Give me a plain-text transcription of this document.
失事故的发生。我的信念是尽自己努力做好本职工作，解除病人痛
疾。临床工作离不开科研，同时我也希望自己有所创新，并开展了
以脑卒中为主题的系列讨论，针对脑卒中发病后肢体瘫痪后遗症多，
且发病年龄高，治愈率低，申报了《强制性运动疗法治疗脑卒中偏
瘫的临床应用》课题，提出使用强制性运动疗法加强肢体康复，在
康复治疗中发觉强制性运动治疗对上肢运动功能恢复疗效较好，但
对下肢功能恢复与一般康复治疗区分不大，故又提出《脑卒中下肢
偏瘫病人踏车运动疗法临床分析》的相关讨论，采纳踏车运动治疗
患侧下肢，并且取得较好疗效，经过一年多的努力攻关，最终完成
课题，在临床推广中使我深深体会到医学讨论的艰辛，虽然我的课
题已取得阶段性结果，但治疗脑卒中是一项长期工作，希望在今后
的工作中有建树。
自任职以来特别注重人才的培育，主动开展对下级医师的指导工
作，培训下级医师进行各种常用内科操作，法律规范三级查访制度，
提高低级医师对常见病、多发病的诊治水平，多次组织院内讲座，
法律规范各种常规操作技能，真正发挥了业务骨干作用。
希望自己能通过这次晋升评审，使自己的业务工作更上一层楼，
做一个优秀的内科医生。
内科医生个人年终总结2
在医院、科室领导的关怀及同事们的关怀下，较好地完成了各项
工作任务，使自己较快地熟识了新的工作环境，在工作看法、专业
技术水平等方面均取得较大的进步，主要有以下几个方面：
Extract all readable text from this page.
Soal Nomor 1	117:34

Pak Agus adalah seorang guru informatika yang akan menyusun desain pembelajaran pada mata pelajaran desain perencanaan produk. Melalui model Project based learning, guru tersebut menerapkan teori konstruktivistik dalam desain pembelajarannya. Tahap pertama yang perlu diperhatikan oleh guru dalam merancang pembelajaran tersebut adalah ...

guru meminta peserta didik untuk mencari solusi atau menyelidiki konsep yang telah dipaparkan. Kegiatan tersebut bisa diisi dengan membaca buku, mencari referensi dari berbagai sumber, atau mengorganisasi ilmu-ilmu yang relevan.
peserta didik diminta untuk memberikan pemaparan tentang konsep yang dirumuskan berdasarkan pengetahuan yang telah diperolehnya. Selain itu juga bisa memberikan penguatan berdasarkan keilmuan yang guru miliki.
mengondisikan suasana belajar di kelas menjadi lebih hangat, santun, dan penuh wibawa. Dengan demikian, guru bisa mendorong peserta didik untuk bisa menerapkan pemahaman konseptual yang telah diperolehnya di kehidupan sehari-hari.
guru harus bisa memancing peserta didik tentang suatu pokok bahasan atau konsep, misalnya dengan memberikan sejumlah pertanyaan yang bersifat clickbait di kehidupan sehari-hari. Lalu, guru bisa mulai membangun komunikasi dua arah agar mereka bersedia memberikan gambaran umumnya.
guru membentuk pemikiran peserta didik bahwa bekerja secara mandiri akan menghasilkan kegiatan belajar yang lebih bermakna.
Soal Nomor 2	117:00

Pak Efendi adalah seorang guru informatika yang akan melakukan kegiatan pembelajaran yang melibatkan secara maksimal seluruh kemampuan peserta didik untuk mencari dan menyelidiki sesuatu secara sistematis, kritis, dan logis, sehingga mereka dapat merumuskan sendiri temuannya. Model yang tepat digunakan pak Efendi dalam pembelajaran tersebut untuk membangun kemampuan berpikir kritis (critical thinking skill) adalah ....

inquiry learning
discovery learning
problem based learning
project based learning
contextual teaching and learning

--------------------------------

● **REQUIREMENT**
Reproduce the entries above exactly.

● **COMPLETE RESPONSE**
Give me a plain-text transcription of this document.
失事故的发生。我的信念是尽自己努力做好本职工作，解除病人痛
疾。临床工作离不开科研，同时我也希望自己有所创新，并开展了
以脑卒中为主题的系列讨论，针对脑卒中发病后肢体瘫痪后遗症多，
且发病年龄高，治愈率低，申报了《强制性运动疗法治疗脑卒中偏
瘫的临床应用》课题，提出使用强制性运动疗法加强肢体康复，在
康复治疗中发觉强制性运动治疗对上肢运动功能恢复疗效较好，但
对下肢功能恢复与一般康复治疗区分不大，故又提出《脑卒中下肢
偏瘫病人踏车运动疗法临床分析》的相关讨论，采纳踏车运动治疗
患侧下肢，并且取得较好疗效，经过一年多的努力攻关，最终完成
课题，在临床推广中使我深深体会到医学讨论的艰辛，虽然我的课
题已取得阶段性结果，但治疗脑卒中是一项长期工作，希望在今后
的工作中有建树。
自任职以来特别注重人才的培育，主动开展对下级医师的指导工
作，培训下级医师进行各种常用内科操作，法律规范三级查访制度，
提高低级医师对常见病、多发病的诊治水平，多次组织院内讲座，
法律规范各种常规操作技能，真正发挥了业务骨干作用。
希望自己能通过这次晋升评审，使自己的业务工作更上一层楼，
做一个优秀的内科医生。
内科医生个人年终总结2
在医院、科室领导的关怀及同事们的关怀下，较好地完成了各项
工作任务，使自己较快地熟识了新的工作环境，在工作看法、专业
技术水平等方面均取得较大的进步，主要有以下几个方面：
Extract all readable text from this page.
Soal Nomor 1	117:34

Pak Agus adalah seorang guru informatika yang akan menyusun desain pembelajaran pada mata pelajaran desain perencanaan produk. Melalui model Project based learning, guru tersebut menerapkan teori konstruktivistik dalam desain pembelajarannya. Tahap pertama yang perlu diperhatikan oleh guru dalam merancang pembelajaran tersebut adalah ...

guru meminta peserta didik untuk mencari solusi atau menyelidiki konsep yang telah dipaparkan. Kegiatan tersebut bisa diisi dengan membaca buku, mencari referensi dari berbagai sumber, atau mengorganisasi ilmu-ilmu yang relevan.
peserta didik diminta untuk memberikan pemaparan tentang konsep yang dirumuskan berdasarkan pengetahuan yang telah diperolehnya. Selain itu juga bisa memberikan penguatan berdasarkan keilmuan yang guru miliki.
mengondisikan suasana belajar di kelas menjadi lebih hangat, santun, dan penuh wibawa. Dengan demikian, guru bisa mendorong peserta didik untuk bisa menerapkan pemahaman konseptual yang telah diperolehnya di kehidupan sehari-hari.
guru harus bisa memancing peserta didik tentang suatu pokok bahasan atau konsep, misalnya dengan memberikan sejumlah pertanyaan yang bersifat clickbait di kehidupan sehari-hari. Lalu, guru bisa mulai membangun komunikasi dua arah agar mereka bersedia memberikan gambaran umumnya.
guru membentuk pemikiran peserta didik bahwa bekerja secara mandiri akan menghasilkan kegiatan belajar yang lebih bermakna.
Soal Nomor 2	117:00

Pak Efendi adalah seorang guru informatika yang akan melakukan kegiatan pembelajaran yang melibatkan secara maksimal seluruh kemampuan peserta didik untuk mencari dan menyelidiki sesuatu secara sistematis, kritis, dan logis, sehingga mereka dapat merumuskan sendiri temuannya. Model yang tepat digunakan pak Efendi dalam pembelajaran tersebut untuk membangun kemampuan berpikir kritis (critical thinking skill) adalah ....

inquiry learning
discovery learning
problem based learning
project based learning
contextual teaching and learning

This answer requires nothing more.